SET EXERCISE: Return all lines from the listing below in which the string "disability" occurs.

PROVIDED ENTRIES:
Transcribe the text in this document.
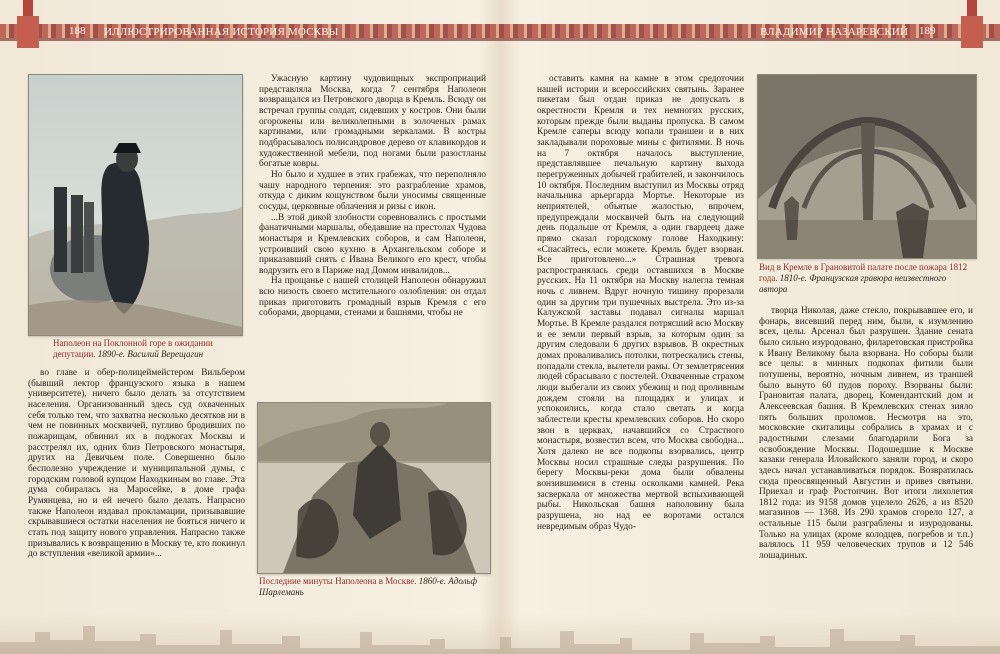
188 ИЛЛЮСТРИРОВАННАЯ ИСТОРИЯ МОСКВЫ	ВЛАДИМИР НАЗАРЕВСКИЙ 189
Наполеон на Поклонной горе в ожидании депутации. 1890-е. Василий Верещагин

во главе и обер-полицеймейстером Вильбером (бывший лектор французского языка в нашем университете), ничего было делать за отсутствием населения. Организованный здесь суд охваченных себя только тем, что захватна несколько десятков ни в чем не повинных москвичей, пугливо бродивших по пожарищам, обвинил их в поджогах Москвы и расстрелял их, одних близ Петровского монастыря, других на Девичьем поле. Совершенно было бесполезно учреждение и муниципальной думы, с городским головой купцом Находкиным во главе. Эта дума собиралась на Маросейке, в доме графа Румянцева, но и ей нечего было делать. Напрасно также Наполеон издавал прокламации, призывавшие скрывавшиеся остатки населения не бояться ничего и стать под защиту нового управления. Напрасно также призывались к возвращению в Москву те, кто покинул до вступления «великой армии»...

Ужасную картину чудовищных экспроприаций представляла Москва, когда 7 сентября Наполеон возвращался из Петровского дворца в Кремль. Всюду он встречал группы солдат, сидевших у костров. Они были огорожены или великолепными в золоченых рамах картинами, или громадными зеркалами. В костры подбрасывалось полисандровое дерево от клавикордов и художественной мебели, под ногами были разостланы богатые ковры.

Но было и худшее в этих грабежах, что переполняло чашу народного терпения: это разграбление храмов, откуда с диким кощунством были уносимы священные сосуды, церковные облачения и ризы с икон.

...В этой дикой злобности соревновались с простыми фанатичными маршалы, обедавшие на престолах Чудова монастыря и Кремлевских соборов, и сам Наполеон, устроивший свою кухню в Архангельском соборе и приказавший снять с Ивана Великого его крест, чтобы водрузить его в Париже над Домом инвалидов...

На прощанье с нашей столицей Наполеон обнаружил всю низость своего мстительного озлобления: он отдал приказ приготовить громадный взрыв Кремля с его соборами, дворцами, стенами и башнями, чтобы не

Последние минуты Наполеона в Москве. 1860-е. Адольф Шарлемань

оставить камня на камне в этом средоточии нашей истории и всероссийских святынь. Заранее пикетам был отдан приказ не допускать в окрестности Кремля и тех немногих русских, которым прежде были выданы пропуска. В самом Кремле саперы всюду копали траншеи и в них закладывали пороховые мины с фитилями. В ночь на 7 октября началось выступление, представлявшее печальную картину выхода перегруженных добычей грабителей, и закончилось 10 октября. Последним выступил из Москвы отряд начальника арьергарда Мортье. Некоторые из неприятелей, объятые жалостью, впрочем, предупреждали москвичей быть на следующий день подальше от Кремля, а один гвардеец даже прямо сказал городскому голове Находкину: «Спасайтесь, если можете. Кремль будет взорван. Все приготовлено...» Страшная тревога распространялась среди оставшихся в Москве русских. На 11 октября на Москву налегла темная ночь с ливнем. Вдруг ночную тишину прорезали один за другим три пушечных выстрела. Это из-за Калужской заставы подавал сигналы маршал Мортье. В Кремле раздался потрясший всю Москву и ее земли первый взрыв, за которым один за другим следовали 6 других взрывов. В окрестных домах проваливались потолки, потрескались стены, попадали стекла, вылетели рамы. От землетрясения людей сбрасывало с постелей. Охваченные страхом люди выбегали из своих убежищ и под проливным дождем стояли на площадях и улицах и успокоились, когда стало светать и когда заблестели кресты кремлевских соборов. Но скоро звон в церквах, начавшийся со Страстного монастыря, возвестил всем, что Москва свободна... Хотя далеко не все подкопы взорвались, центр Москвы носил страшные следы разрушения. По берегу Москвы-реки дома были обвалены вонзившимися в стены осколками камней. Река засверкала от множества мертвой вспыхивающей рыбы. Никольская башня наполовину была разрушена, но над ее воротами остался невредимым образ Чудо-

Вид в Кремле в Грановитой палате после пожара 1812 года. 1810-е. Французская гравюра неизвестного автора

творца Николая, даже стекло, покрывавшее его, и фонарь, висевший перед ним, были, к изумлению всех, целы. Арсенал был разрушен. Здание сената было сильно изуродовано, филаретовская пристройка к Ивану Великому была взорвана. Но соборы были все целы: в минных подкопах фитили были потушены, вероятно, ночным ливнем, из траншей было вынуто 60 пудов пороху. Взорваны были: Грановитая палата, дворец, Комендантский дом и Алексеевская башня. В Кремлевских стенах зияло пять больших проломов. Несмотря на это, московские скиталицы собрались в храмах и с радостными слезами благодарили Бога за освобождение Москвы. Подошедшие к Москве казаки генерала Иловайского заняли город, и скоро здесь начал устанавливаться порядок. Возвратилась сюда преосвященный Августин и привез святыни. Приехал и граф Ростопчин. Вот итоги лихолетия 1812 года: из 9158 домов уцелело 2626, а из 8520 магазинов — 1368. Из 290 храмов сгорело 127, а остальные 115 были разграблены и изуродованы. Только на улицах (кроме колодцев, погребов и т.п.) валялось 11 959 человеческих трупов и 12 546 лошадиных.
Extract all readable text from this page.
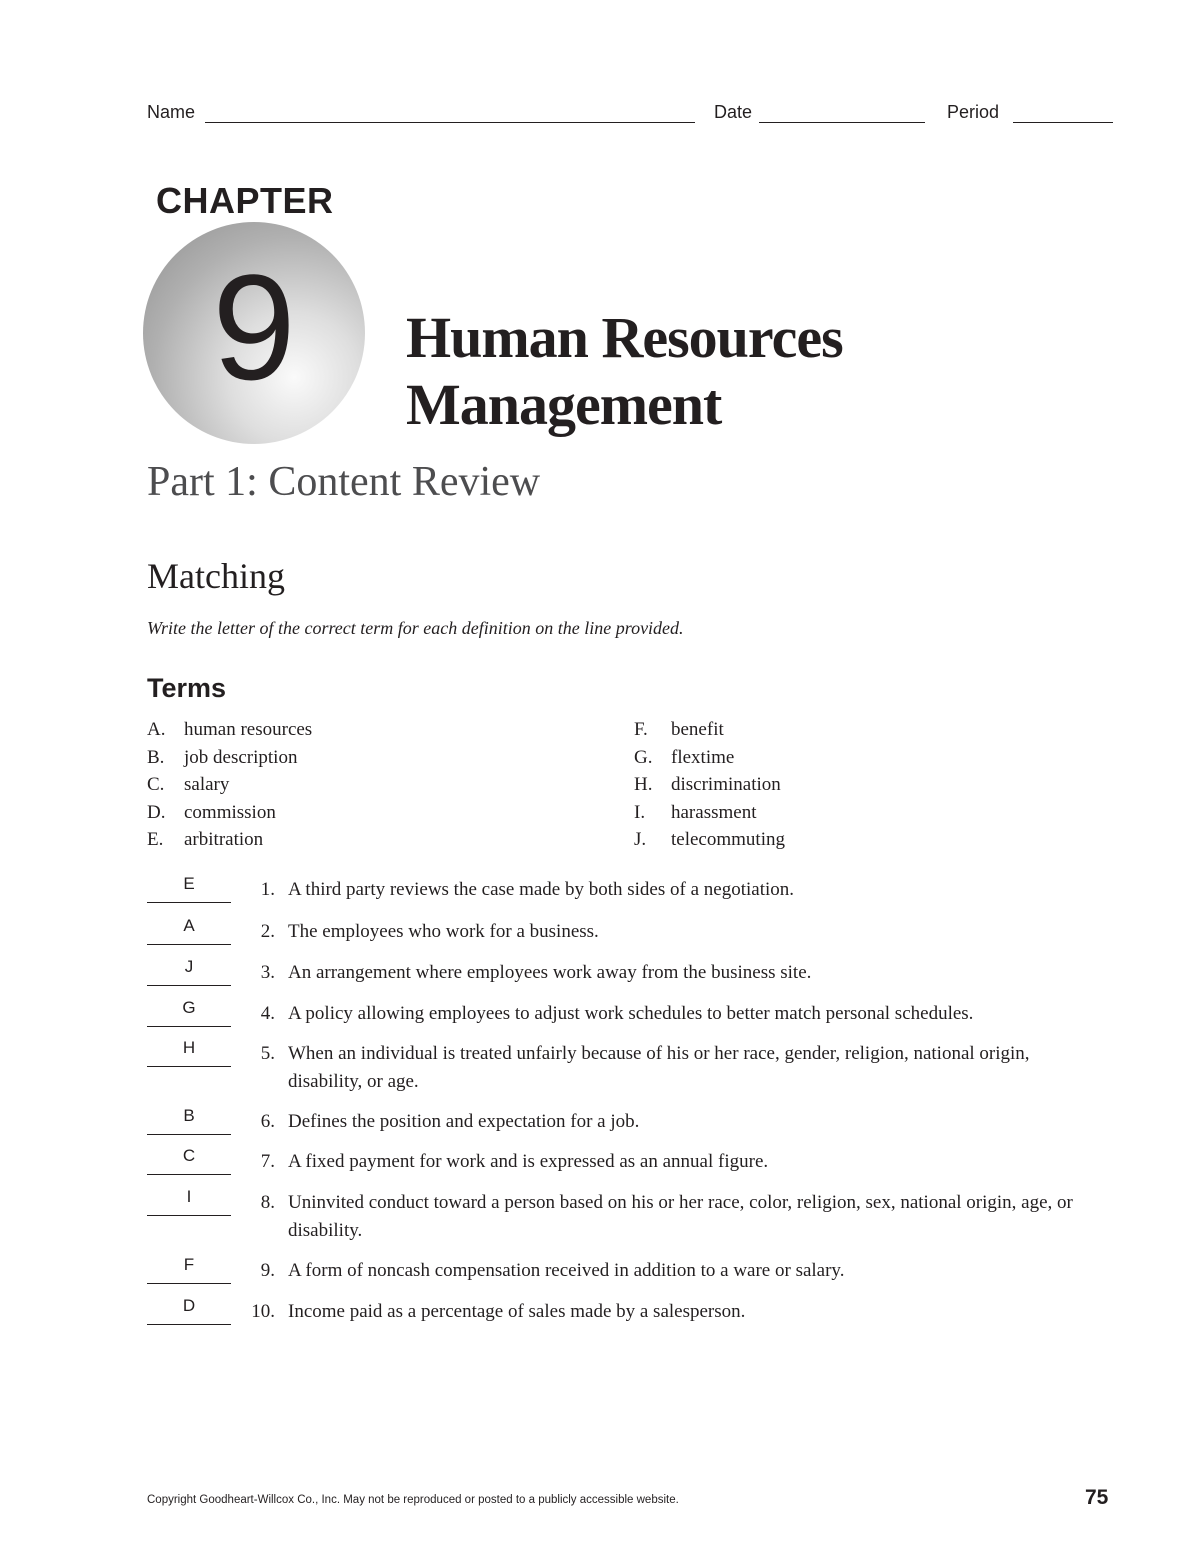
Name	Date	Period
CHAPTER
9	Human Resources
Management
Part 1: Content Review
Matching
Write the letter of the correct term for each definition on the line provided.
Terms
A. human resources
B. job description
C. salary
D. commission
E. arbitration
F. benefit
G. flextime
H. discrimination
I. harassment
J. telecommuting
E	1. A third party reviews the case made by both sides of a negotiation.
A	2. The employees who work for a business.
J	3. An arrangement where employees work away from the business site.
G	4. A policy allowing employees to adjust work schedules to better match personal schedules.
H	5. When an individual is treated unfairly because of his or her race, gender, religion, national origin, disability, or age.
B	6. Defines the position and expectation for a job.
C	7. A fixed payment for work and is expressed as an annual figure.
I	8. Uninvited conduct toward a person based on his or her race, color, religion, sex, national origin, age, or disability.
F	9. A form of noncash compensation received in addition to a ware or salary.
D	10. Income paid as a percentage of sales made by a salesperson.
Copyright Goodheart-Willcox Co., Inc. May not be reproduced or posted to a publicly accessible website.	75
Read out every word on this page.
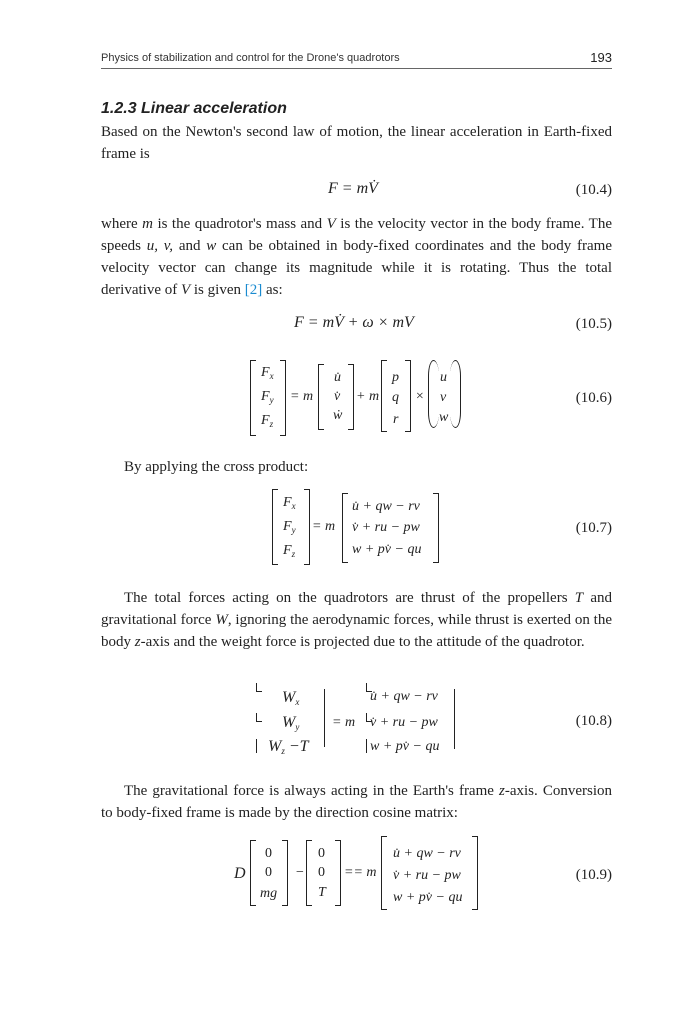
Physics of stabilization and control for the Drone's quadrotors	193
1.2.3 Linear acceleration

Based on the Newton's second law of motion, the linear acceleration in Earth-fixed frame is

F = mV̇	(10.4)

where m is the quadrotor's mass and V is the velocity vector in the body frame. The speeds u, v, and w can be obtained in body-fixed coordinates and the body frame velocity vector can change its magnitude while it is rotating. Thus the total derivative of V is given [2] as:

F = mV̇ + ω × mV	(10.5)
$F_x$
$F_y$
$F_z$
= m
u̇
v̇
ẇ
+ m
p
q
r
×
u
v
w
(10.6)

By applying the cross product:

$F_x$
$F_y$
$F_z$
= m
u̇ + qw − rv
v̇ + ru − pw
w + pv̇ − qu
(10.7)

The total forces acting on the quadrotors are thrust of the propellers T and gravitational force W, ignoring the aerodynamic forces, while thrust is exerted on the body z-axis and the weight force is projected due to the attitude of the quadrotor.

$W_x$
$W_y$
$W_z -T$
= m
u̇ + qw − rv
v̇ + ru − pw
w + pv̇ − qu
(10.8)

The gravitational force is always acting in the Earth's frame z-axis. Conversion to body-fixed frame is made by the direction cosine matrix:

D
0
0
mg
−
0
0
T
== m
u̇ + qw − rv
v̇ + ru − pw
w + pv̇ − qu
(10.9)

WRITTEN REPLY:
H	5. When an individual is treated unfairly because of his or her race, gender, religion, national origin, disability, or age.
I	8. Uninvited conduct toward a person based on his or her race, color, religion, sex, national origin, age, or disability.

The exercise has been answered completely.